## begin TEXT SEGMENT

Everything else you've listed is part of a identification procedure that happens mostly between you and a machine. Not between two humans (taking out the call center semi-human who needs to type that into the machine first).

> What serious pages are there where you could not just create another account if you start to being ashamed for what you have right now?

Depends what's associated with the account, no?

If it's something like Steam, your username might be tied to hundreds of dollars of purchases.

If it's Slashdot, you'll lose your sweet low user ID.

If it's StackOverflow, you'll lose your various reputation scores.

Thankfully, for steam your username is not displayed to any other person. You have a profile ID (globally unique, alphanumeric, you can change as many times as you want), and a profile name (not unique)

Unfortunately for Steam, your login username is still displayed in some places like the top right of the Steam app and any computers you choose to share your library on.

It's also likely that they used the login username as a primary key, which means it's unlikely to be able to be changed anytime soon.

you can't change your profile id though. That's what's called a "steam id". You can change the URL (steam custom url) however. But accessing your profile with the steam id will still work.

I'd prefer user names which were changeable rather than numbers; but lets be honest, a numeric only system isn't without precedence: ICQ.

To be honest, given user names are just an arbitrary reference, you could probably also include phone numbers, IP addresses, social security, national insurance and house numbers into the list of prior art as well.

Not that I'm advocating the use of numbers instead of names. Twitter I think gets it right where they give everyone a number which is fixed but you can assign yourself a name; which can change. Most of the time people choose not to, But the option is still there.

## end TEXT SEGMENT
## begin SUPPLIED INFORMATION

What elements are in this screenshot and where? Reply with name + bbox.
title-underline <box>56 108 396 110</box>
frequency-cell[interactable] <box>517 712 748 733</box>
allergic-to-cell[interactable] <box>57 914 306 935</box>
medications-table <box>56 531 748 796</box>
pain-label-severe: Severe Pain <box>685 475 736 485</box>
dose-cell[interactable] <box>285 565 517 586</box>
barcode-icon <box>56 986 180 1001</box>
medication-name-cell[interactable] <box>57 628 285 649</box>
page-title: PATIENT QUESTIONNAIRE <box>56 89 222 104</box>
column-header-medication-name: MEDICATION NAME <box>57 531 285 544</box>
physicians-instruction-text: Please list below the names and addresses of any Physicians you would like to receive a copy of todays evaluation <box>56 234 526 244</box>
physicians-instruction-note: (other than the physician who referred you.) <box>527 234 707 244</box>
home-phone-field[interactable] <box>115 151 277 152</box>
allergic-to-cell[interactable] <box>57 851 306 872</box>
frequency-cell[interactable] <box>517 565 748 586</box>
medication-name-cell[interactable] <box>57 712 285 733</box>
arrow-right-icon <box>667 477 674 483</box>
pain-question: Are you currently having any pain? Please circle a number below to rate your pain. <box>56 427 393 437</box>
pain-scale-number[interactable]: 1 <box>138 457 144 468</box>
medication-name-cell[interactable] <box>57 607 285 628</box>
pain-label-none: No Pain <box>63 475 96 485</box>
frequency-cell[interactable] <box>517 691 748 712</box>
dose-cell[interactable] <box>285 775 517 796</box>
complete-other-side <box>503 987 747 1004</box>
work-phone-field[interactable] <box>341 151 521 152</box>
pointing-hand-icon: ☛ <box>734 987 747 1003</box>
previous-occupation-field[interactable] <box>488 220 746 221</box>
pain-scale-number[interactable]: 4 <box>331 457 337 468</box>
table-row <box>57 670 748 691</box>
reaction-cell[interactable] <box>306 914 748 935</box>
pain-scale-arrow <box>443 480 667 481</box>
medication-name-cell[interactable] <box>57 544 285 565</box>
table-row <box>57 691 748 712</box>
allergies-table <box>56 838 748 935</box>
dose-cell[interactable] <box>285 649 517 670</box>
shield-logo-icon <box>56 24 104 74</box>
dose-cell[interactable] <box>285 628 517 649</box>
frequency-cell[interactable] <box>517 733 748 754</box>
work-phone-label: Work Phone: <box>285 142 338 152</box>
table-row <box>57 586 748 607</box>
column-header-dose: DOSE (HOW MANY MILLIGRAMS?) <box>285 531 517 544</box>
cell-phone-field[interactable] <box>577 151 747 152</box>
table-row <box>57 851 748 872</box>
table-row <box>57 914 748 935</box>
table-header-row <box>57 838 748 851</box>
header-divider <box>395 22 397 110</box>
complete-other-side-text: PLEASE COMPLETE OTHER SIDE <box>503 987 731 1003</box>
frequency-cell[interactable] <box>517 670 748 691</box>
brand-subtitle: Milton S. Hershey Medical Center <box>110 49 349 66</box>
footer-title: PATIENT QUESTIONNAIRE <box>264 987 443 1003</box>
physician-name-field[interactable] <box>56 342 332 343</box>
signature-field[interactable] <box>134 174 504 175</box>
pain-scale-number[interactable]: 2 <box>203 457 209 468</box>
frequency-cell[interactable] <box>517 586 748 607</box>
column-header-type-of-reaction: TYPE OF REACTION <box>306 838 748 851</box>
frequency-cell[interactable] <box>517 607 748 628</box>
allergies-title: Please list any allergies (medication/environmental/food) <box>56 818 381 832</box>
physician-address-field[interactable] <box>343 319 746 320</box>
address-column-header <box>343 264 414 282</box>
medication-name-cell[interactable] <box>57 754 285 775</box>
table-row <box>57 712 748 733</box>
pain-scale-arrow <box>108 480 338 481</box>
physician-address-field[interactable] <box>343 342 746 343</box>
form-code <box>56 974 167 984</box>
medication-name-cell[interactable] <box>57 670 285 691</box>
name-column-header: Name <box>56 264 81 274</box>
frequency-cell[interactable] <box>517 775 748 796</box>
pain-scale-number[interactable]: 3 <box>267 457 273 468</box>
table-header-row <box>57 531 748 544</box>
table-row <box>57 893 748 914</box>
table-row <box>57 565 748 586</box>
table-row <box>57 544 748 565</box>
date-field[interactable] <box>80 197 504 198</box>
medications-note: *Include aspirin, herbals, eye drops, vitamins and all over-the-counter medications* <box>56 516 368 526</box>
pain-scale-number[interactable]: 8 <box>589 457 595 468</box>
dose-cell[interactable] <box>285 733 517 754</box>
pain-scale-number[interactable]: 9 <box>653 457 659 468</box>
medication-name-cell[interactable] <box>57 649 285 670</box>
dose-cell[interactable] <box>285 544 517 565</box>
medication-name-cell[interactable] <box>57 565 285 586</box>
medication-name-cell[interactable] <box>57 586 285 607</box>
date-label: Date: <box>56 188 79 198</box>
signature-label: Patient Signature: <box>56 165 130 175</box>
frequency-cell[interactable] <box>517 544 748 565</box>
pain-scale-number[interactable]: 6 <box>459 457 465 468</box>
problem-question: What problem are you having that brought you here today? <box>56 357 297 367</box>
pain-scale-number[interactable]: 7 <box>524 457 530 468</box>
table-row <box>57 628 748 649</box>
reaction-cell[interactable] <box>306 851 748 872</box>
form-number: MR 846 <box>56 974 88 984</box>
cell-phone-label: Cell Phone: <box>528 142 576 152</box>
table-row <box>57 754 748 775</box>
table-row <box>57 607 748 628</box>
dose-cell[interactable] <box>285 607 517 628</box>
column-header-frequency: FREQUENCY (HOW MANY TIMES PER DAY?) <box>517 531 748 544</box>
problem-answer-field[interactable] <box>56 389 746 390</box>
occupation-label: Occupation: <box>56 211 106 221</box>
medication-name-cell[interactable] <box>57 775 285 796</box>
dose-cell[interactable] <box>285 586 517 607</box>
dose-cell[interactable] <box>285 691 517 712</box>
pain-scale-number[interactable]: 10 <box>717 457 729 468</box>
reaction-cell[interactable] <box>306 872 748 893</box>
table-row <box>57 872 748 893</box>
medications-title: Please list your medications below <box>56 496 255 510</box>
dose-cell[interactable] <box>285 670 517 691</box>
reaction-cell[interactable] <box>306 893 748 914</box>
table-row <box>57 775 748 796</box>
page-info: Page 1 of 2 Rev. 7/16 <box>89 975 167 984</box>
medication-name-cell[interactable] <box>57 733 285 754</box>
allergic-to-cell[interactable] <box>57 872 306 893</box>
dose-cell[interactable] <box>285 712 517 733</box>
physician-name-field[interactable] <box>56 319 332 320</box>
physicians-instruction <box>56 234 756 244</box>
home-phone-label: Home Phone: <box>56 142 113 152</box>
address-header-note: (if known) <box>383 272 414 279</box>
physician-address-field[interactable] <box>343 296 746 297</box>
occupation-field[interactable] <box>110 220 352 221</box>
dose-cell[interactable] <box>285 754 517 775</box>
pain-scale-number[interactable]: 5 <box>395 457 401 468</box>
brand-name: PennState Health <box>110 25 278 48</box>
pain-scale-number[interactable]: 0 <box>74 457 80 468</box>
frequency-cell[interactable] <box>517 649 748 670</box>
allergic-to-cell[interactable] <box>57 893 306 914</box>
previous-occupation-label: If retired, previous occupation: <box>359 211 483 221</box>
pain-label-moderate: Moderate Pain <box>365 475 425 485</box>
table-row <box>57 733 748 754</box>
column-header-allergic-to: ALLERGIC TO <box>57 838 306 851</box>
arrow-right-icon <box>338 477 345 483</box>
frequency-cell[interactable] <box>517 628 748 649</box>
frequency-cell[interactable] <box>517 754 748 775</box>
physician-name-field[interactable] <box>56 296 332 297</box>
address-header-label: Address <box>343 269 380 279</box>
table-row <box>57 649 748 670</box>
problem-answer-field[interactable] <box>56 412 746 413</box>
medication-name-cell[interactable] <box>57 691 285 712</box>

## end SUPPLIED INFORMATION

▶ _TO BE DONE_:
A. In the username discussion, which service is named as a precedent for a numeric-only system?
B. Please write out the username discussion between "If it's Slashdot, you'll" and "your library on.", inclusive.

▶ _ANSWERS PROVIDED_:
A. ICQ.

B.
If it's Slashdot, you'll lose your sweet low user ID.

If it's StackOverflow, you'll lose your various reputation scores.

Thankfully, for steam your username is not displayed to any other person. You have a profile ID (globally unique, alphanumeric, you can change as many times as you want), and a profile name (not unique)

Unfortunately for Steam, your login username is still displayed in some places like the top right of the Steam app and any computers you choose to share your library on.